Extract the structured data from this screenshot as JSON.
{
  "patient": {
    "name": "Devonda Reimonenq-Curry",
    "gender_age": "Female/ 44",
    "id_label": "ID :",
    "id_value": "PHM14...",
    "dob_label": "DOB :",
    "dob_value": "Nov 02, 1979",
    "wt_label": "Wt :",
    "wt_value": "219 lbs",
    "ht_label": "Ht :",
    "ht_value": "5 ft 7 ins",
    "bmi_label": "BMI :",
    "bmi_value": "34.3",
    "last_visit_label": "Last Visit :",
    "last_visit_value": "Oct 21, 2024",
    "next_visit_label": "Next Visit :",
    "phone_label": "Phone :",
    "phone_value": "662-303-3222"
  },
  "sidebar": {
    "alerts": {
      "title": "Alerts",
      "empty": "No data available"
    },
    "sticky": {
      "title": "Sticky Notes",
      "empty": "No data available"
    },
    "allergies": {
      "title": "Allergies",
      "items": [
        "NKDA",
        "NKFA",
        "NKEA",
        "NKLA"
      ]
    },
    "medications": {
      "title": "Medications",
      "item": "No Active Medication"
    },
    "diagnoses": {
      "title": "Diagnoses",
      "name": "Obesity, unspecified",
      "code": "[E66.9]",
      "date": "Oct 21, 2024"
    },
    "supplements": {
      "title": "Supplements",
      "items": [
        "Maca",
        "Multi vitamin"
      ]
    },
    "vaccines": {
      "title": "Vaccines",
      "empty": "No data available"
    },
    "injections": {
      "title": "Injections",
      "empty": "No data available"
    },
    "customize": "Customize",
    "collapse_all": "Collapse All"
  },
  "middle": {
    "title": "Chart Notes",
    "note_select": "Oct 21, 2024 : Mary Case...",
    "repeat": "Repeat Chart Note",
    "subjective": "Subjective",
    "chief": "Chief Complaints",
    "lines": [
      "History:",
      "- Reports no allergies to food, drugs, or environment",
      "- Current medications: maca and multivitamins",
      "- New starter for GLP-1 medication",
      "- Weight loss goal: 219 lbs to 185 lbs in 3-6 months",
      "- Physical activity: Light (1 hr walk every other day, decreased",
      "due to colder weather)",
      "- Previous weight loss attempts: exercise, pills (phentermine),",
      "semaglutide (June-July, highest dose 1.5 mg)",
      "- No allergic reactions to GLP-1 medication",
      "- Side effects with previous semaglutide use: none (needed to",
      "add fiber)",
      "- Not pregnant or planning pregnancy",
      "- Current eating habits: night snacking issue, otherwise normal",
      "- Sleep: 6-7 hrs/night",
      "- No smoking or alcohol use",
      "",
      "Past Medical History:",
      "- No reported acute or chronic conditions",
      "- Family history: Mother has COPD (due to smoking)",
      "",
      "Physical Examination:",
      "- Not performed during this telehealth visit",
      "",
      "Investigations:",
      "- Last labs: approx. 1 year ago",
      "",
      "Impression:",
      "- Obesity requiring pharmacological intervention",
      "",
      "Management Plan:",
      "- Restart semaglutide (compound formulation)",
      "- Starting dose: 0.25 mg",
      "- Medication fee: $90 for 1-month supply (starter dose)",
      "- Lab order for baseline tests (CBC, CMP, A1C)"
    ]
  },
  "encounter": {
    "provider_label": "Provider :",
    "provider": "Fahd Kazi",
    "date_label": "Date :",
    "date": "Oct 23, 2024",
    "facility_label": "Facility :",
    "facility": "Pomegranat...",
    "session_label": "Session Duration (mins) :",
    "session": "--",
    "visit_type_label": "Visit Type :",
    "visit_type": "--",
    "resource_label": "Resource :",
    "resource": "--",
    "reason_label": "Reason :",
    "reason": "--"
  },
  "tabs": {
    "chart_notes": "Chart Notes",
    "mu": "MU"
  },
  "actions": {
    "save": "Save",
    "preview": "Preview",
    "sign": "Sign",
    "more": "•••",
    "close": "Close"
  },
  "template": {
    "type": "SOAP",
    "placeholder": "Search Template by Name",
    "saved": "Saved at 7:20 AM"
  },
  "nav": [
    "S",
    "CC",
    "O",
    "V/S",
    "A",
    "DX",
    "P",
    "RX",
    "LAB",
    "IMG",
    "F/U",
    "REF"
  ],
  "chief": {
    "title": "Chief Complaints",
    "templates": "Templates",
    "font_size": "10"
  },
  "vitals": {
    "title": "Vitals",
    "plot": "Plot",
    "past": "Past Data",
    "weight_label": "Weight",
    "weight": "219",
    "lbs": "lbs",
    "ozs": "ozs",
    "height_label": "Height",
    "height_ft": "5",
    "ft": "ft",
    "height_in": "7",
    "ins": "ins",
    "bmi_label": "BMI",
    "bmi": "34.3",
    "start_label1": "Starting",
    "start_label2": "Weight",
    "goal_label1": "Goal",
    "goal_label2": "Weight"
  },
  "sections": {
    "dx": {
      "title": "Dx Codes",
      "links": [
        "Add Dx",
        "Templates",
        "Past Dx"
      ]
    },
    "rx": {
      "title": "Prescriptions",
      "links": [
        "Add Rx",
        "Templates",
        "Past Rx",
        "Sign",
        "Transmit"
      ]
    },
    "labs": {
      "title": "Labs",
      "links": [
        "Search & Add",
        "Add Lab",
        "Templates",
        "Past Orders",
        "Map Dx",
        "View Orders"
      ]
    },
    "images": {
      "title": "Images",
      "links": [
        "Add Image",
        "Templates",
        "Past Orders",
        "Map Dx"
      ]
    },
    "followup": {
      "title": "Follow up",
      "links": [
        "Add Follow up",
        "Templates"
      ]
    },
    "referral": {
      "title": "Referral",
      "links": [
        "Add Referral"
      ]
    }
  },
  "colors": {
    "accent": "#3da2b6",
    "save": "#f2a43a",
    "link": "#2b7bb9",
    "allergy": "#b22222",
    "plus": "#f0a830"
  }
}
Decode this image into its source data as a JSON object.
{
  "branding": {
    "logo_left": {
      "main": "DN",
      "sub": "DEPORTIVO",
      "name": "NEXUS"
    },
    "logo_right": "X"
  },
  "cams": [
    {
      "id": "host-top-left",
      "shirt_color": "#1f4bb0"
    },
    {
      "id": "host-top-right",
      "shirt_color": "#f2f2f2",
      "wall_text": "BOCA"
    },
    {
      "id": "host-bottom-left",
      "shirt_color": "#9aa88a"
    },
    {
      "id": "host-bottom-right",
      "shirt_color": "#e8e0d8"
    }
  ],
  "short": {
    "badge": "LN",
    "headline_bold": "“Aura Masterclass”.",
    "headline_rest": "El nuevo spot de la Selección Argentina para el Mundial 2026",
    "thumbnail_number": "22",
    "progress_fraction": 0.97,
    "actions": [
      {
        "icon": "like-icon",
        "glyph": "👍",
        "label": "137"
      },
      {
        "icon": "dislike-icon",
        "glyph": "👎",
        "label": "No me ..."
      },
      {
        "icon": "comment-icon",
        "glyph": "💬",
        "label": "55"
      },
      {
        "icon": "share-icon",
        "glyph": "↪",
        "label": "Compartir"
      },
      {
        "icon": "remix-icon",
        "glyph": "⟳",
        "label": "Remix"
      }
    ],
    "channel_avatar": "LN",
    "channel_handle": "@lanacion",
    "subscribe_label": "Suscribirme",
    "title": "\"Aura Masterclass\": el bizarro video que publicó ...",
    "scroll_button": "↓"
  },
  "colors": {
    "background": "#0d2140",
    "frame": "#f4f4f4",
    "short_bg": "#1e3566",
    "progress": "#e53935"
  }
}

Exercise instructions »
Lines that include the word "semaglutide" are to be extracted from the data above.

Finished task »
      "semaglutide (June-July, highest dose 1.5 mg)",
      "- Side effects with previous semaglutide use: none (needed to",
      "- Restart semaglutide (compound formulation)",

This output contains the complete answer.